Required task
Could you print every line of the data below verbatim, without changing anything?
start Material for this task
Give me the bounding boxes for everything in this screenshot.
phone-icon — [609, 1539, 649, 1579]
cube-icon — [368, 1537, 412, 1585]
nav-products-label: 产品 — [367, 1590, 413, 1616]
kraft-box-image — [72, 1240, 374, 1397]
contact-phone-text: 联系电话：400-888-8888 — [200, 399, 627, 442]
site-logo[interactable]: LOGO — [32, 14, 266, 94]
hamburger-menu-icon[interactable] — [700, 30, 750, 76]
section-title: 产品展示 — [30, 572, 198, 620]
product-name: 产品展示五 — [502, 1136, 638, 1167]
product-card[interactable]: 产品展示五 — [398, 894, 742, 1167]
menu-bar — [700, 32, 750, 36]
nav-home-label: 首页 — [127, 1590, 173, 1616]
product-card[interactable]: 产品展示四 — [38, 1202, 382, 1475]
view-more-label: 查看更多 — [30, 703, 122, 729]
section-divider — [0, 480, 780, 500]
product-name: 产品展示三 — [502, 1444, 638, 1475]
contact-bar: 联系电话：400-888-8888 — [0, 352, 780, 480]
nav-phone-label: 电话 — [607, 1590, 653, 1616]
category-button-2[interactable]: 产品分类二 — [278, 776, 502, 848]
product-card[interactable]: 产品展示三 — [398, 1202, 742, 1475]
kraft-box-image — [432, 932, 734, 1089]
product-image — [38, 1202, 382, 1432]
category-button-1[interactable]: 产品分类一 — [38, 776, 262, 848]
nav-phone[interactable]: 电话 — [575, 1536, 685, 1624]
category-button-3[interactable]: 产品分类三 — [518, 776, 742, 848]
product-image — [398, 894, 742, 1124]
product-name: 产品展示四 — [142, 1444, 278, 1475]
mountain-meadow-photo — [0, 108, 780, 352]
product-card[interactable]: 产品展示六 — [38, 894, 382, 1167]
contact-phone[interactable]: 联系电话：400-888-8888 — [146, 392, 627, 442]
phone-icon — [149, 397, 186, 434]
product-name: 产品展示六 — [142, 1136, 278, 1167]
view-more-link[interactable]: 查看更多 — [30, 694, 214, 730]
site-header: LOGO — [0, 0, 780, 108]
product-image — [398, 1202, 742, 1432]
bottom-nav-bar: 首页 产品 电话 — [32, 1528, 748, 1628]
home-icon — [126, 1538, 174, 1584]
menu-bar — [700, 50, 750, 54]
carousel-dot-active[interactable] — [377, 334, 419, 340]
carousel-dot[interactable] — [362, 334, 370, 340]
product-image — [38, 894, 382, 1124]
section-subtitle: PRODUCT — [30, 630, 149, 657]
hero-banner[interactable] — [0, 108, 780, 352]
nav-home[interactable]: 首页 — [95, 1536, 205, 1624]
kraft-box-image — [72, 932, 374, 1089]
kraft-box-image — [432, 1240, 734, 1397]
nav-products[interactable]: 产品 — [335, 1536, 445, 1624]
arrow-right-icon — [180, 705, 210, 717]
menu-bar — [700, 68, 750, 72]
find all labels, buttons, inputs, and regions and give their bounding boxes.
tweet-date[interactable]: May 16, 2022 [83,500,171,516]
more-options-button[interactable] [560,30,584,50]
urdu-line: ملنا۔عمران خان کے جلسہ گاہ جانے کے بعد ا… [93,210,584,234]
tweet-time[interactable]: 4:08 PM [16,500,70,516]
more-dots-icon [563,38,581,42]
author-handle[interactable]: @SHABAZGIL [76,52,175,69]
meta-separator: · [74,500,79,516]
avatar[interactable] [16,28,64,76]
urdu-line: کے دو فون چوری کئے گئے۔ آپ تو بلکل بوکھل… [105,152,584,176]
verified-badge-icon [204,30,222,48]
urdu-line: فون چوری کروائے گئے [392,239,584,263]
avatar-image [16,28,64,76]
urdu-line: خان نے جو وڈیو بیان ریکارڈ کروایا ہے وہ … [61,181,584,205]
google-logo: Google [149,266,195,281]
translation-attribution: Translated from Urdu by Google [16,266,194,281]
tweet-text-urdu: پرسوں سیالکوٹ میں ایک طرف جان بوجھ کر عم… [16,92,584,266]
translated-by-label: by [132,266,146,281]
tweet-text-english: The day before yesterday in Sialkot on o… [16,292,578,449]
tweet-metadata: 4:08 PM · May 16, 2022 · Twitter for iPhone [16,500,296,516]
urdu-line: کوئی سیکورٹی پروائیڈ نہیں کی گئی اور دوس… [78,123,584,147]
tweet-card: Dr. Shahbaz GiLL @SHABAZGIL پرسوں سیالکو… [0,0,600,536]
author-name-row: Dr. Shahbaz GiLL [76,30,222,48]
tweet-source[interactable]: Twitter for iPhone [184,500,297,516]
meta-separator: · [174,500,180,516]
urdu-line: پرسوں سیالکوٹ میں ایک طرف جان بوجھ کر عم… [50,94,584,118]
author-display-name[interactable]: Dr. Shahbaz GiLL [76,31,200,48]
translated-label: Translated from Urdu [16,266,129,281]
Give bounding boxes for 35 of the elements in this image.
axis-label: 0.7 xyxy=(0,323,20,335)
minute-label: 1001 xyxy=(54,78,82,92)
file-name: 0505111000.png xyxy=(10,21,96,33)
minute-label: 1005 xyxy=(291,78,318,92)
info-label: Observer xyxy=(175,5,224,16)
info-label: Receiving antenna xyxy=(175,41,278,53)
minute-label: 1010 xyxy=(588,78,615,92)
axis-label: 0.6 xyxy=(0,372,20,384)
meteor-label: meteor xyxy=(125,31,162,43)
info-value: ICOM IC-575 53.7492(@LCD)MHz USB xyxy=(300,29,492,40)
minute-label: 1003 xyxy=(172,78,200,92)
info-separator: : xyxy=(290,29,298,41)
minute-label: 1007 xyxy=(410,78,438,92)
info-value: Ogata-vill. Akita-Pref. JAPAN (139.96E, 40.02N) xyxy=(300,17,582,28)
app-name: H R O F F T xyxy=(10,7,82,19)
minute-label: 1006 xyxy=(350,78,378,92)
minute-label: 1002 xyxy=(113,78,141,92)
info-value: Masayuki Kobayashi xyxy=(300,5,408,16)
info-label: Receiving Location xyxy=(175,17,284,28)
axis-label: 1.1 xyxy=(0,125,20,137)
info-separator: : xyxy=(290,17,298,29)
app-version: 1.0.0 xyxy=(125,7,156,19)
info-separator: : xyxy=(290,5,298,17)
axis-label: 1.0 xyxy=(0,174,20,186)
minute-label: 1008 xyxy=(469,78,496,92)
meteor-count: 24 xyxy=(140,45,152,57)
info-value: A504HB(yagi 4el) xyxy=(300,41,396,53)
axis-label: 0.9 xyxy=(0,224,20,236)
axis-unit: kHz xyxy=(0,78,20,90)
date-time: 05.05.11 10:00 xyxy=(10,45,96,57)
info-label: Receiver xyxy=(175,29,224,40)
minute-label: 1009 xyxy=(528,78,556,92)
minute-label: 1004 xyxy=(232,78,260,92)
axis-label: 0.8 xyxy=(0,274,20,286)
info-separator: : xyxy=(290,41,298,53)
end Material for this task
Written answer
Give me the bounding boxes for everything in this screenshot.
phone-icon — [609, 1539, 649, 1579]
cube-icon — [368, 1537, 412, 1585]
nav-products-label: 产品 — [367, 1590, 413, 1616]
kraft-box-image — [72, 1240, 374, 1397]
contact-phone-text: 联系电话：400-888-8888 — [200, 399, 627, 442]
site-logo[interactable]: LOGO — [32, 14, 266, 94]
hamburger-menu-icon[interactable] — [700, 30, 750, 76]
section-title: 产品展示 — [30, 572, 198, 620]
product-name: 产品展示五 — [502, 1136, 638, 1167]
product-card[interactable]: 产品展示五 — [398, 894, 742, 1167]
menu-bar — [700, 32, 750, 36]
nav-home-label: 首页 — [127, 1590, 173, 1616]
product-card[interactable]: 产品展示四 — [38, 1202, 382, 1475]
view-more-label: 查看更多 — [30, 703, 122, 729]
section-divider — [0, 480, 780, 500]
product-name: 产品展示三 — [502, 1444, 638, 1475]
contact-bar: 联系电话：400-888-8888 — [0, 352, 780, 480]
nav-phone-label: 电话 — [607, 1590, 653, 1616]
category-button-2[interactable]: 产品分类二 — [278, 776, 502, 848]
product-card[interactable]: 产品展示三 — [398, 1202, 742, 1475]
kraft-box-image — [432, 932, 734, 1089]
product-image — [38, 1202, 382, 1432]
category-button-1[interactable]: 产品分类一 — [38, 776, 262, 848]
nav-phone[interactable]: 电话 — [575, 1536, 685, 1624]
category-button-3[interactable]: 产品分类三 — [518, 776, 742, 848]
product-image — [398, 894, 742, 1124]
product-name: 产品展示四 — [142, 1444, 278, 1475]
mountain-meadow-photo — [0, 108, 780, 352]
product-card[interactable]: 产品展示六 — [38, 894, 382, 1167]
contact-phone[interactable]: 联系电话：400-888-8888 — [146, 392, 627, 442]
phone-icon — [149, 397, 186, 434]
product-name: 产品展示六 — [142, 1136, 278, 1167]
view-more-link[interactable]: 查看更多 — [30, 694, 214, 730]
site-header: LOGO — [0, 0, 780, 108]
product-image — [398, 1202, 742, 1432]
bottom-nav-bar: 首页 产品 电话 — [32, 1528, 748, 1628]
home-icon — [126, 1538, 174, 1584]
menu-bar — [700, 50, 750, 54]
carousel-dot-active[interactable] — [377, 334, 419, 340]
carousel-dot[interactable] — [362, 334, 370, 340]
product-image — [38, 894, 382, 1124]
section-subtitle: PRODUCT — [30, 630, 149, 657]
hero-banner[interactable] — [0, 108, 780, 352]
nav-home[interactable]: 首页 — [95, 1536, 205, 1624]
kraft-box-image — [72, 932, 374, 1089]
kraft-box-image — [432, 1240, 734, 1397]
nav-products[interactable]: 产品 — [335, 1536, 445, 1624]
arrow-right-icon — [180, 705, 210, 717]
menu-bar — [700, 68, 750, 72]
find all labels, buttons, inputs, and regions and give their bounding boxes.
tweet-date[interactable]: May 16, 2022 [83,500,171,516]
more-options-button[interactable] [560,30,584,50]
urdu-line: ملنا۔عمران خان کے جلسہ گاہ جانے کے بعد ا… [93,210,584,234]
tweet-time[interactable]: 4:08 PM [16,500,70,516]
more-dots-icon [563,38,581,42]
author-handle[interactable]: @SHABAZGIL [76,52,175,69]
meta-separator: · [74,500,79,516]
avatar[interactable] [16,28,64,76]
urdu-line: کے دو فون چوری کئے گئے۔ آپ تو بلکل بوکھل… [105,152,584,176]
verified-badge-icon [204,30,222,48]
urdu-line: فون چوری کروائے گئے [392,239,584,263]
avatar-image [16,28,64,76]
urdu-line: خان نے جو وڈیو بیان ریکارڈ کروایا ہے وہ … [61,181,584,205]
google-logo: Google [149,266,195,281]
translation-attribution: Translated from Urdu by Google [16,266,194,281]
tweet-text-urdu: پرسوں سیالکوٹ میں ایک طرف جان بوجھ کر عم… [16,92,584,266]
translated-by-label: by [132,266,146,281]
tweet-text-english: The day before yesterday in Sialkot on o… [16,292,578,449]
tweet-metadata: 4:08 PM · May 16, 2022 · Twitter for iPhone [16,500,296,516]
urdu-line: کوئی سیکورٹی پروائیڈ نہیں کی گئی اور دوس… [78,123,584,147]
tweet-card: Dr. Shahbaz GiLL @SHABAZGIL پرسوں سیالکو… [0,0,600,536]
author-name-row: Dr. Shahbaz GiLL [76,30,222,48]
tweet-source[interactable]: Twitter for iPhone [184,500,297,516]
meta-separator: · [174,500,180,516]
urdu-line: پرسوں سیالکوٹ میں ایک طرف جان بوجھ کر عم… [50,94,584,118]
author-display-name[interactable]: Dr. Shahbaz GiLL [76,31,200,48]
translated-label: Translated from Urdu [16,266,129,281]
Give bounding boxes for 35 of the elements in this image.
axis-label: 0.7 xyxy=(0,323,20,335)
minute-label: 1001 xyxy=(54,78,82,92)
file-name: 0505111000.png xyxy=(10,21,96,33)
minute-label: 1005 xyxy=(291,78,318,92)
info-label: Observer xyxy=(175,5,224,16)
info-label: Receiving antenna xyxy=(175,41,278,53)
minute-label: 1010 xyxy=(588,78,615,92)
axis-label: 0.6 xyxy=(0,372,20,384)
meteor-label: meteor xyxy=(125,31,162,43)
info-value: ICOM IC-575 53.7492(@LCD)MHz USB xyxy=(300,29,492,40)
minute-label: 1003 xyxy=(172,78,200,92)
info-separator: : xyxy=(290,29,298,41)
minute-label: 1007 xyxy=(410,78,438,92)
info-value: Ogata-vill. Akita-Pref. JAPAN (139.96E, 40.02N) xyxy=(300,17,582,28)
app-name: H R O F F T xyxy=(10,7,82,19)
minute-label: 1006 xyxy=(350,78,378,92)
minute-label: 1002 xyxy=(113,78,141,92)
info-value: Masayuki Kobayashi xyxy=(300,5,408,16)
info-label: Receiving Location xyxy=(175,17,284,28)
axis-label: 1.1 xyxy=(0,125,20,137)
info-separator: : xyxy=(290,17,298,29)
app-version: 1.0.0 xyxy=(125,7,156,19)
info-separator: : xyxy=(290,5,298,17)
axis-label: 1.0 xyxy=(0,174,20,186)
minute-label: 1008 xyxy=(469,78,496,92)
meteor-count: 24 xyxy=(140,45,152,57)
info-value: A504HB(yagi 4el) xyxy=(300,41,396,53)
axis-label: 0.9 xyxy=(0,224,20,236)
axis-unit: kHz xyxy=(0,78,20,90)
date-time: 05.05.11 10:00 xyxy=(10,45,96,57)
info-label: Receiver xyxy=(175,29,224,40)
minute-label: 1009 xyxy=(528,78,556,92)
minute-label: 1004 xyxy=(232,78,260,92)
axis-label: 0.8 xyxy=(0,274,20,286)
info-separator: : xyxy=(290,41,298,53)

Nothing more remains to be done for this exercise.